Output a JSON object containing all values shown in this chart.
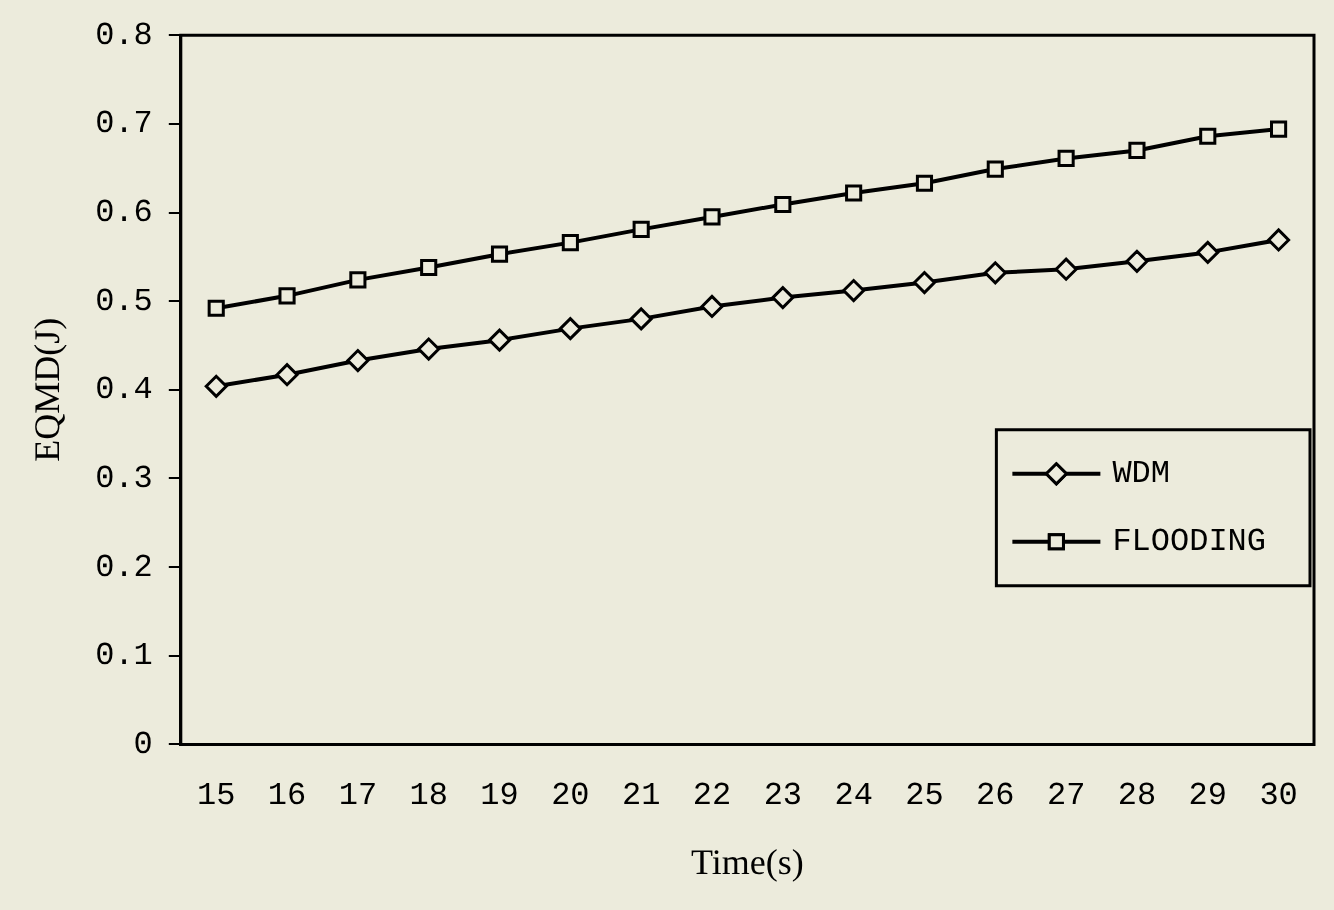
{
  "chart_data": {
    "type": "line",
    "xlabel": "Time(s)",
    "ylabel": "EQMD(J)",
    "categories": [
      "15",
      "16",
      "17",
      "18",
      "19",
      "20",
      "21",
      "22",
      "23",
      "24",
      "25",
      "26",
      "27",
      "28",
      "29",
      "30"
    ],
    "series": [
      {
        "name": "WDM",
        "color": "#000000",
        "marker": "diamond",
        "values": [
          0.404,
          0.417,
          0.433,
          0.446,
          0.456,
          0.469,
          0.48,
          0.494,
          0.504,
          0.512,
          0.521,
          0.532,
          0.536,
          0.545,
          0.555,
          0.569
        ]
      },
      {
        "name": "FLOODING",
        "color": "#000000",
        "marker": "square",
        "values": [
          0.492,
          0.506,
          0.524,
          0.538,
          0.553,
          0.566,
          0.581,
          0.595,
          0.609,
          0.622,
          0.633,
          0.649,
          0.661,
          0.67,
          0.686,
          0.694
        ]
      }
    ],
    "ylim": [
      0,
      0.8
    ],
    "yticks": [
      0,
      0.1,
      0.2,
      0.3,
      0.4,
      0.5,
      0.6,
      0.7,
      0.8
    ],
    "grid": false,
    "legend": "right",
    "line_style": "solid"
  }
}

**DO THIS**
Quote each record exactly as it stands, minus the pictures.

**OUTPUT OF THE EXERCISE**
Output a JSON object containing all values shown in this chart.
{
  "chart_data": {
    "type": "line",
    "xlabel": "Time(s)",
    "ylabel": "EQMD(J)",
    "categories": [
      "15",
      "16",
      "17",
      "18",
      "19",
      "20",
      "21",
      "22",
      "23",
      "24",
      "25",
      "26",
      "27",
      "28",
      "29",
      "30"
    ],
    "series": [
      {
        "name": "WDM",
        "color": "#000000",
        "marker": "diamond",
        "values": [
          0.404,
          0.417,
          0.433,
          0.446,
          0.456,
          0.469,
          0.48,
          0.494,
          0.504,
          0.512,
          0.521,
          0.532,
          0.536,
          0.545,
          0.555,
          0.569
        ]
      },
      {
        "name": "FLOODING",
        "color": "#000000",
        "marker": "square",
        "values": [
          0.492,
          0.506,
          0.524,
          0.538,
          0.553,
          0.566,
          0.581,
          0.595,
          0.609,
          0.622,
          0.633,
          0.649,
          0.661,
          0.67,
          0.686,
          0.694
        ]
      }
    ],
    "ylim": [
      0,
      0.8
    ],
    "yticks": [
      0,
      0.1,
      0.2,
      0.3,
      0.4,
      0.5,
      0.6,
      0.7,
      0.8
    ],
    "grid": false,
    "legend": "right",
    "line_style": "solid"
  }
}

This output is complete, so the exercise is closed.